Work to be completed:
Read the listing and extract each line that includes the word "image".

_____

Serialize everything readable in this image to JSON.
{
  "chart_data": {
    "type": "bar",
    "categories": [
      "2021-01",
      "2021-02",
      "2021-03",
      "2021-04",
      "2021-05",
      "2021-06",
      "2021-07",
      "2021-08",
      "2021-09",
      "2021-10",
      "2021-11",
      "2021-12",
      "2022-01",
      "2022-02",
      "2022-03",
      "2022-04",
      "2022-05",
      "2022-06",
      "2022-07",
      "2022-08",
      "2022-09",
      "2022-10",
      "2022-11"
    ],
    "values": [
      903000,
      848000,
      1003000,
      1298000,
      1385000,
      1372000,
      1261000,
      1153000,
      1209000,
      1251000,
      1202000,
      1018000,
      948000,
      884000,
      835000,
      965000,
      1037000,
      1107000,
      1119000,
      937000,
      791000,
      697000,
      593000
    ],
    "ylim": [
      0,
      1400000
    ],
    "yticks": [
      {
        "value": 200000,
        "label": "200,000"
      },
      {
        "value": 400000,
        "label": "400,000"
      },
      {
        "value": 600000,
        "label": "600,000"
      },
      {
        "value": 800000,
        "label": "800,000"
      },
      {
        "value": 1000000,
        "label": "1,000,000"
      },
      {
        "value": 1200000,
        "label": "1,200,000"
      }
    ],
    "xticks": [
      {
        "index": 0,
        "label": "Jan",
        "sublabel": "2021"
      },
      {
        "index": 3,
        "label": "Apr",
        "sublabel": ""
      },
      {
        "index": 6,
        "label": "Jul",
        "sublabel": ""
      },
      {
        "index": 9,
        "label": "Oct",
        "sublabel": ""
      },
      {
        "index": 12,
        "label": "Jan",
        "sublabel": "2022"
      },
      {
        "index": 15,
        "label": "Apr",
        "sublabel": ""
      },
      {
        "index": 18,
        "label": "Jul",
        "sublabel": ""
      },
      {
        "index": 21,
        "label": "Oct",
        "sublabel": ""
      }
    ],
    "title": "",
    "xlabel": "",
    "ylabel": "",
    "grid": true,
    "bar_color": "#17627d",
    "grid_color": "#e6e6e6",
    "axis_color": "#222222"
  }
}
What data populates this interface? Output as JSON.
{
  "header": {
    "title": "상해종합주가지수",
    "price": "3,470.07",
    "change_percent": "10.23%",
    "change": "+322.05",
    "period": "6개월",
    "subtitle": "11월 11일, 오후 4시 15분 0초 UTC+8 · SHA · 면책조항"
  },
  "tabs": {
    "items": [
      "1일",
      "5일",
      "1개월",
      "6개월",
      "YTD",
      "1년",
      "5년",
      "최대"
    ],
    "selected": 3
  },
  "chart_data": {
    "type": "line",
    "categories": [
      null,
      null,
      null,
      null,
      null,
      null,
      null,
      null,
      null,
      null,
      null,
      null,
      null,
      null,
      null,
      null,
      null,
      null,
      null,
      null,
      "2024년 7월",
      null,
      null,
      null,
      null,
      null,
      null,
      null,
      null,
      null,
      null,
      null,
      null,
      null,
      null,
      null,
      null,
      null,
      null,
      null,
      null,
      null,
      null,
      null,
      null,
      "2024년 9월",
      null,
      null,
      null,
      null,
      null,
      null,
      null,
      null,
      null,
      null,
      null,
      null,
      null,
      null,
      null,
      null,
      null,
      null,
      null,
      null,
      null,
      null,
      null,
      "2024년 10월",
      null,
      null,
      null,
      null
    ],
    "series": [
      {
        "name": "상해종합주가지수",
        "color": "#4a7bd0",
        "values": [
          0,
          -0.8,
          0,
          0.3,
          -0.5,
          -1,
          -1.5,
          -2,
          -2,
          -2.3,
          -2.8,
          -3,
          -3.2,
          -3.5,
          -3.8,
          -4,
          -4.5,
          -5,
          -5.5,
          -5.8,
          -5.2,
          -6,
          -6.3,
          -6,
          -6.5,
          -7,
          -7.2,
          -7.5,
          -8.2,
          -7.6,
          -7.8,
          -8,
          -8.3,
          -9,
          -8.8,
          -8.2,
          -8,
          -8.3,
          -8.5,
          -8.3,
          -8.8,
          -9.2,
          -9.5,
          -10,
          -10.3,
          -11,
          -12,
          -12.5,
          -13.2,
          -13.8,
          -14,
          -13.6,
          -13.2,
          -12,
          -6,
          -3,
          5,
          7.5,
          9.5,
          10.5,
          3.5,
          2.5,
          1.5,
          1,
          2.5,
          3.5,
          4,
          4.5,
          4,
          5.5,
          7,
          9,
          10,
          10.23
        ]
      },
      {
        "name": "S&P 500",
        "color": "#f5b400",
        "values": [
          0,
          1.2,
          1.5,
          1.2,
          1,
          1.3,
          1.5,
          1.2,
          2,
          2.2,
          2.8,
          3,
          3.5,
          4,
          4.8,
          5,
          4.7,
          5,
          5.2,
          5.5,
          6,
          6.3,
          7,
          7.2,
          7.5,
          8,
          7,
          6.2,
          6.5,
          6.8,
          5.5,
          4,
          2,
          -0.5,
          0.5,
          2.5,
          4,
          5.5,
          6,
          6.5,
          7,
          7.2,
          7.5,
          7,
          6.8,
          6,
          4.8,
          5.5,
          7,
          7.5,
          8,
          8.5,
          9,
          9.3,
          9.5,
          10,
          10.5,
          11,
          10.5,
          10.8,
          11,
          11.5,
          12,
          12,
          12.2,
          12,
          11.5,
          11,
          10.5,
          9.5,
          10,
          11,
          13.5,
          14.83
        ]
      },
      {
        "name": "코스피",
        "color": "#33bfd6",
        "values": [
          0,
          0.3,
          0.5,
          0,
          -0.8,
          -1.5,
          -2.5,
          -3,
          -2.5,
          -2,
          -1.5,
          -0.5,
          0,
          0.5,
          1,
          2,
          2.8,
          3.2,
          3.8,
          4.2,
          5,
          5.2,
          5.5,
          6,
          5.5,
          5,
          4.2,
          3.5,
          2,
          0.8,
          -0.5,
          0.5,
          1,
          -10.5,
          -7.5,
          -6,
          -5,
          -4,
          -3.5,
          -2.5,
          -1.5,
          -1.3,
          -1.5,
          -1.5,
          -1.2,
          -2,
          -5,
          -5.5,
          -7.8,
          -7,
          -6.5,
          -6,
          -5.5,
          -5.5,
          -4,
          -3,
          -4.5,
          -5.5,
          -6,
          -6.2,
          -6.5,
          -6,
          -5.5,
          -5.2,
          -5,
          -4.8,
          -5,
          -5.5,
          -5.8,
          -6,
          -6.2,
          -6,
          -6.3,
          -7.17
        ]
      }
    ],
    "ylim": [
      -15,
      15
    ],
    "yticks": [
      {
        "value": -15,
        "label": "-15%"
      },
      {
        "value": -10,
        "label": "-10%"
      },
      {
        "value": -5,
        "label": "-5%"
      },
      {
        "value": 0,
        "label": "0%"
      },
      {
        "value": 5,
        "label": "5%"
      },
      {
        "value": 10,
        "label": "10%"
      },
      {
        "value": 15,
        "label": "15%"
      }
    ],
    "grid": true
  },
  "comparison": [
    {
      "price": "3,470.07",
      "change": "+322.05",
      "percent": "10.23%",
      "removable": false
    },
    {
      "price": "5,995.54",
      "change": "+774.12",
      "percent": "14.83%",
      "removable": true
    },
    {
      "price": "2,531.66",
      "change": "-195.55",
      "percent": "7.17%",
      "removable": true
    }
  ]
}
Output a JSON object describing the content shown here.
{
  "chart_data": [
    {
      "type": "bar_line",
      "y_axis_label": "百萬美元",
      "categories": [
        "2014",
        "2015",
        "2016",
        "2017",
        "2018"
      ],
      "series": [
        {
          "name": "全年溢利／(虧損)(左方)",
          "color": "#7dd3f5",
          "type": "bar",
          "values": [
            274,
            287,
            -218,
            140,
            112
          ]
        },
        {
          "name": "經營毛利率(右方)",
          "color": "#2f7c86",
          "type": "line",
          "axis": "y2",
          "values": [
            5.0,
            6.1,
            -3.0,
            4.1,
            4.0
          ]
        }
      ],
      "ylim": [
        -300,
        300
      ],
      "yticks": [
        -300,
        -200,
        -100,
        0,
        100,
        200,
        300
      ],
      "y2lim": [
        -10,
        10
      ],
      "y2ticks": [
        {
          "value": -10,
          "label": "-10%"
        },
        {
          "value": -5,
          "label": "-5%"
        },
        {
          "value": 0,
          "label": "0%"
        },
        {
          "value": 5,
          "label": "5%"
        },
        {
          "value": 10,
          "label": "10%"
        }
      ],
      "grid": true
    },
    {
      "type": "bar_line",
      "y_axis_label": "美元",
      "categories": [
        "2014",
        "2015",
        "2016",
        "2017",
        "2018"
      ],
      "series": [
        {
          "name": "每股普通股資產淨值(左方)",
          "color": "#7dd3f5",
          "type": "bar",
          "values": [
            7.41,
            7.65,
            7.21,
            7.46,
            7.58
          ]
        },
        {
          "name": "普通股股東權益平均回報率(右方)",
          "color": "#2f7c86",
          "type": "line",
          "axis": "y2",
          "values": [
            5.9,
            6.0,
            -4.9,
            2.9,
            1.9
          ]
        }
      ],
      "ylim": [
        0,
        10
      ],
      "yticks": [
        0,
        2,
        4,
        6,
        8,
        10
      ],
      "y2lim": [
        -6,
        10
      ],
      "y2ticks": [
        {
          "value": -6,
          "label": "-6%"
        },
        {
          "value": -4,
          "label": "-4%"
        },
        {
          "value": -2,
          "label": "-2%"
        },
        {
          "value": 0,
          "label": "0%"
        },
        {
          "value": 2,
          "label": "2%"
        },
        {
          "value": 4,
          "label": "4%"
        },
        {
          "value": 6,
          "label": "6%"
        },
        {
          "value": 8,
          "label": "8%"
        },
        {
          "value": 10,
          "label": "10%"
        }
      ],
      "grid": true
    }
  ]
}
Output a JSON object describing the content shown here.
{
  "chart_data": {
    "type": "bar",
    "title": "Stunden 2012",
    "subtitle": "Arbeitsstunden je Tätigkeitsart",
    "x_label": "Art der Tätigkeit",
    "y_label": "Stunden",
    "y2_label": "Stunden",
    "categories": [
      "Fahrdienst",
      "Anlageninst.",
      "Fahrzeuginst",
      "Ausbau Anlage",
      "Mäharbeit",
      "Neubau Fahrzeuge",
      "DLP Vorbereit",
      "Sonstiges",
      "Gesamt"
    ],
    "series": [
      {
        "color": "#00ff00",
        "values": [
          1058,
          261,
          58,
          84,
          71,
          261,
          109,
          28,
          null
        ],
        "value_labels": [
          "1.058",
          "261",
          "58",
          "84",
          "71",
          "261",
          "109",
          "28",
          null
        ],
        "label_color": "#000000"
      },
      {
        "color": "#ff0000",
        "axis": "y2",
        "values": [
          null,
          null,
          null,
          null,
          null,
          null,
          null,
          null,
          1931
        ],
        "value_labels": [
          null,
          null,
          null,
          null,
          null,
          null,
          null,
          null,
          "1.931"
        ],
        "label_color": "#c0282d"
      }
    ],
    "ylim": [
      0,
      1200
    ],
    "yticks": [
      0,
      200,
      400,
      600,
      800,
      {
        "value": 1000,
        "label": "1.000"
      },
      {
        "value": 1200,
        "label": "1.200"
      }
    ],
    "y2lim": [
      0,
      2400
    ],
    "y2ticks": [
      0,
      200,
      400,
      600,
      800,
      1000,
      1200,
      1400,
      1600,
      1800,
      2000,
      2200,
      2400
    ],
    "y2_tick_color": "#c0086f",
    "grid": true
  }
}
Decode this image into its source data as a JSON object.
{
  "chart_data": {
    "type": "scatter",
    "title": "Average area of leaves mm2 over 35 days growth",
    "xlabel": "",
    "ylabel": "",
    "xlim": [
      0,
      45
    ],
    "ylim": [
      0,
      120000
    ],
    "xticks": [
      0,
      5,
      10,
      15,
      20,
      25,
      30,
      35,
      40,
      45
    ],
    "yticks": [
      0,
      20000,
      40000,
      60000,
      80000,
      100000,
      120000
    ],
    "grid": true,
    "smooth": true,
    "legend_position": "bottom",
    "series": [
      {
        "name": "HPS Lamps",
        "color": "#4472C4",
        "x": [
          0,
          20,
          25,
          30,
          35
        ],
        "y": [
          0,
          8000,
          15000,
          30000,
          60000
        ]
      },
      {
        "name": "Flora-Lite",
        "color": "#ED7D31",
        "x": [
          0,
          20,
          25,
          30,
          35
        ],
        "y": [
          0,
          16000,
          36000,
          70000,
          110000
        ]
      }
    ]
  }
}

_____

Result of the exercise:
Serialize everything readable in this image to JSON.
Decode this image into its source data as a JSON object.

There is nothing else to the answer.